__Task directions__: Reproduce the material below verbatim, from the line containing "Detect and localize" to the line containing "location-icon [404,6,419,20]", including both of those lines.

__Dataset entries__:
• • • •
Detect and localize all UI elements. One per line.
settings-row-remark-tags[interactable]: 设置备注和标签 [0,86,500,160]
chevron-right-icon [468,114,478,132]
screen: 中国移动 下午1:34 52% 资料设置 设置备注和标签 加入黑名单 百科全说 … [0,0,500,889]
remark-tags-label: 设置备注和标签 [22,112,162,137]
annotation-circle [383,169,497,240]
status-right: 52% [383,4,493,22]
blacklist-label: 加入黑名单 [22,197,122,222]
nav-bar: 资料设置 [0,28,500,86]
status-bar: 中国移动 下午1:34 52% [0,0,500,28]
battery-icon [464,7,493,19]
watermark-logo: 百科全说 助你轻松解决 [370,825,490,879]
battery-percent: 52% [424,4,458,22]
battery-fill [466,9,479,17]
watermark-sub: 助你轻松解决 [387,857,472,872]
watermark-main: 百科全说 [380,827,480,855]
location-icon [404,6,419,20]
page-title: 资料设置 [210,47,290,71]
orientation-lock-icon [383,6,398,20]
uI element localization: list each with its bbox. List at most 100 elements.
• • • •
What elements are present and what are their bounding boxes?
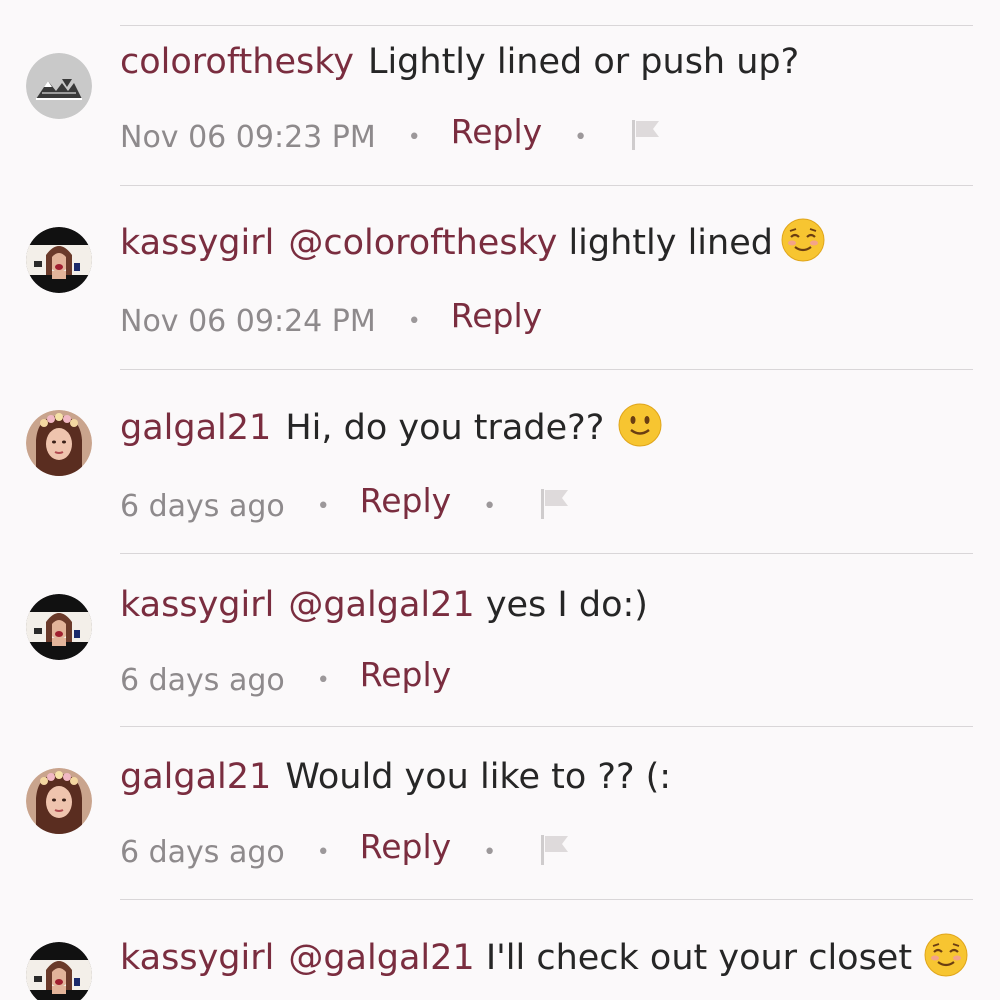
• • • •
__Full solution__:
Detect and localize all UI elements. One per line.
settings-row-remark-tags[interactable]: 设置备注和标签 [0,86,500,160]
chevron-right-icon [468,114,478,132]
screen: 中国移动 下午1:34 52% 资料设置 设置备注和标签 加入黑名单 百科全说 … [0,0,500,889]
remark-tags-label: 设置备注和标签 [22,112,162,137]
annotation-circle [383,169,497,240]
status-right: 52% [383,4,493,22]
blacklist-label: 加入黑名单 [22,197,122,222]
nav-bar: 资料设置 [0,28,500,86]
status-bar: 中国移动 下午1:34 52% [0,0,500,28]
battery-icon [464,7,493,19]
watermark-logo: 百科全说 助你轻松解决 [370,825,490,879]
battery-percent: 52% [424,4,458,22]
battery-fill [466,9,479,17]
watermark-sub: 助你轻松解决 [387,857,472,872]
watermark-main: 百科全说 [380,827,480,855]
location-icon [404,6,419,20]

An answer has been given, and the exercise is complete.